Short exercise -> Print, please, the line that contains "Convert this document image to plain text." and each line after it to the end of the entries, unchanged and with nothing else.

(Stored entries)

-- START --

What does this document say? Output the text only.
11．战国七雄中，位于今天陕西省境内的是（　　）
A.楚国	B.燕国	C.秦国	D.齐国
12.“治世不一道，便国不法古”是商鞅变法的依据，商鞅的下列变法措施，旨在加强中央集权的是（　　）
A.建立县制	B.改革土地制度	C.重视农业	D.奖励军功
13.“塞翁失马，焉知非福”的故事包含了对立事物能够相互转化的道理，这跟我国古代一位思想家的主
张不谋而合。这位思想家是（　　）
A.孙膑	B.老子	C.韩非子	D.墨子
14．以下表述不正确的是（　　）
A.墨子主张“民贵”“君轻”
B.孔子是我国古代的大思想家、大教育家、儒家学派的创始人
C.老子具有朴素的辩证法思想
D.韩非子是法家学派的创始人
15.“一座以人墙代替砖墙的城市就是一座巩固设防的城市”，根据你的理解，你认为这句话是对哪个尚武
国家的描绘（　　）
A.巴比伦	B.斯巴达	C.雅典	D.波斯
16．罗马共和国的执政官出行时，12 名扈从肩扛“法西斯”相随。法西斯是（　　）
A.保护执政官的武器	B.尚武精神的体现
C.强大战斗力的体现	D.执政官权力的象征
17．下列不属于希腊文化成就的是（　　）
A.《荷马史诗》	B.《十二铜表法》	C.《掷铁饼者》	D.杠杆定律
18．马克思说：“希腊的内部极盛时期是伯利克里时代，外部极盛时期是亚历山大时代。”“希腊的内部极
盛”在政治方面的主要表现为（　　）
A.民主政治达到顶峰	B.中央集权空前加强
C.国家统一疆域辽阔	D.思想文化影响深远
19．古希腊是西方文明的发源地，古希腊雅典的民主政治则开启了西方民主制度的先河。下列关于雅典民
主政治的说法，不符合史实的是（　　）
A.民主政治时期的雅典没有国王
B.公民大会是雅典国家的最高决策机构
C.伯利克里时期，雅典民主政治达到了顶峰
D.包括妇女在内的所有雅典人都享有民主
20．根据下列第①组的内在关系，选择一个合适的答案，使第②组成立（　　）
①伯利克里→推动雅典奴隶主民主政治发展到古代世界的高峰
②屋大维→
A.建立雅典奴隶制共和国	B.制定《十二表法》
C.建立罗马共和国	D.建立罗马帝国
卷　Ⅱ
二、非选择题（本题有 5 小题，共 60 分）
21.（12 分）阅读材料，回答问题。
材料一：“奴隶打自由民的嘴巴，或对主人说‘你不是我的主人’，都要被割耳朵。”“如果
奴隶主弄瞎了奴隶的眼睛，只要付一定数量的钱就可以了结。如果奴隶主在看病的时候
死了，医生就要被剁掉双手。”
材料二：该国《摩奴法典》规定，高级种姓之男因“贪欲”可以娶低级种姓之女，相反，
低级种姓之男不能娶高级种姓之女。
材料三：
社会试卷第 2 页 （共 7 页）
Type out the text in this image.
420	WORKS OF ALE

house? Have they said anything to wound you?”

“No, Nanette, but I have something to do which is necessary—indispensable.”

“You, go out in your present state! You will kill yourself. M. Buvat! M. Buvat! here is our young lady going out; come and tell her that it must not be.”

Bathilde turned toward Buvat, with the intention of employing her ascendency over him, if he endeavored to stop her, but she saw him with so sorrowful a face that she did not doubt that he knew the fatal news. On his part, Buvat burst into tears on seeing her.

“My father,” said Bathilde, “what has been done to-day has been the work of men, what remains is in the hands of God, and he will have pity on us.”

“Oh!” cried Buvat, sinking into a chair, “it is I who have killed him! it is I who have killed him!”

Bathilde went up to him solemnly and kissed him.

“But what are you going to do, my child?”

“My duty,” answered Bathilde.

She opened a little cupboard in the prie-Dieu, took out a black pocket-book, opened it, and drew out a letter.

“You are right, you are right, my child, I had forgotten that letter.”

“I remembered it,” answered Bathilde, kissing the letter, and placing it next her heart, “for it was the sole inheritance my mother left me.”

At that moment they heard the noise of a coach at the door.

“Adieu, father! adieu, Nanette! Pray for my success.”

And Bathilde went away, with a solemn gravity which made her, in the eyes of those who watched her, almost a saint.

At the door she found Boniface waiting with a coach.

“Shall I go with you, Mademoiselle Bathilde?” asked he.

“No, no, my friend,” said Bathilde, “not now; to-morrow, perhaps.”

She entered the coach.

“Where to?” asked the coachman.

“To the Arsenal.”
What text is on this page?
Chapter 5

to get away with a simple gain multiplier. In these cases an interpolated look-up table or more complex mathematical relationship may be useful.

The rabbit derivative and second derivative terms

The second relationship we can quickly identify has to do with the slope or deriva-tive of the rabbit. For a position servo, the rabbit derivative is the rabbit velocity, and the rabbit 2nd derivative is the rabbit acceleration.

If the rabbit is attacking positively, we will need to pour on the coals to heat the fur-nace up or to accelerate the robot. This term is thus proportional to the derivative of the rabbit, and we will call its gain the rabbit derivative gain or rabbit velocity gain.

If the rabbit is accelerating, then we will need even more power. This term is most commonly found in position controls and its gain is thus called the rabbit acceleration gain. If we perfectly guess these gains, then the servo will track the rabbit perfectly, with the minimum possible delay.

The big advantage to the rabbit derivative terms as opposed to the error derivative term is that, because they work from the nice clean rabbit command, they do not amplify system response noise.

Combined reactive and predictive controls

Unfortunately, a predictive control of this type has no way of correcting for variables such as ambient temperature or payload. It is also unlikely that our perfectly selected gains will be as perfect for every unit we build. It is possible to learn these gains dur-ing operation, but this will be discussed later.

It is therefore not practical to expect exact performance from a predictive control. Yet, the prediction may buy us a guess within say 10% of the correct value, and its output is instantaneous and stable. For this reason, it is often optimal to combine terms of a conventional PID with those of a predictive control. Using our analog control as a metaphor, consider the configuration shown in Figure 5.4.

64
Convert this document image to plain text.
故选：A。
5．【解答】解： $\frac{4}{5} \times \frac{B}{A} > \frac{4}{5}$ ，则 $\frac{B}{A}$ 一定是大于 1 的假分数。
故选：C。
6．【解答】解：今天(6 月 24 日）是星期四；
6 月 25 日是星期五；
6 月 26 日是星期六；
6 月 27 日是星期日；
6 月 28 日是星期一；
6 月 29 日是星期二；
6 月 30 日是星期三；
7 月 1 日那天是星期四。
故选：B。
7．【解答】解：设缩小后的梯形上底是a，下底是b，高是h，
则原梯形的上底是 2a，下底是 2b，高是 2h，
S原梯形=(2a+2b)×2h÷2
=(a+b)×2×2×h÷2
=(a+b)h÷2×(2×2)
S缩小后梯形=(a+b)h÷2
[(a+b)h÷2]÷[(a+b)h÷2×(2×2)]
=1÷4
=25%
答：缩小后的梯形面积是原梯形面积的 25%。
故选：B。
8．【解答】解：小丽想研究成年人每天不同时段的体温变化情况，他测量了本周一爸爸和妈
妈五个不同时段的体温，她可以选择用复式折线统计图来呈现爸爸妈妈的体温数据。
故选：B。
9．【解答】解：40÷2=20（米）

-- END --

Solution to this exercise ->
Convert this document image to plain text.
故选：A。
5．【解答】解： $\frac{4}{5} \times \frac{B}{A} > \frac{4}{5}$ ，则 $\frac{B}{A}$ 一定是大于 1 的假分数。
故选：C。
6．【解答】解：今天(6 月 24 日）是星期四；
6 月 25 日是星期五；
6 月 26 日是星期六；
6 月 27 日是星期日；
6 月 28 日是星期一；
6 月 29 日是星期二；
6 月 30 日是星期三；
7 月 1 日那天是星期四。
故选：B。
7．【解答】解：设缩小后的梯形上底是a，下底是b，高是h，
则原梯形的上底是 2a，下底是 2b，高是 2h，
S原梯形=(2a+2b)×2h÷2
=(a+b)×2×2×h÷2
=(a+b)h÷2×(2×2)
S缩小后梯形=(a+b)h÷2
[(a+b)h÷2]÷[(a+b)h÷2×(2×2)]
=1÷4
=25%
答：缩小后的梯形面积是原梯形面积的 25%。
故选：B。
8．【解答】解：小丽想研究成年人每天不同时段的体温变化情况，他测量了本周一爸爸和妈
妈五个不同时段的体温，她可以选择用复式折线统计图来呈现爸爸妈妈的体温数据。
故选：B。
9．【解答】解：40÷2=20（米）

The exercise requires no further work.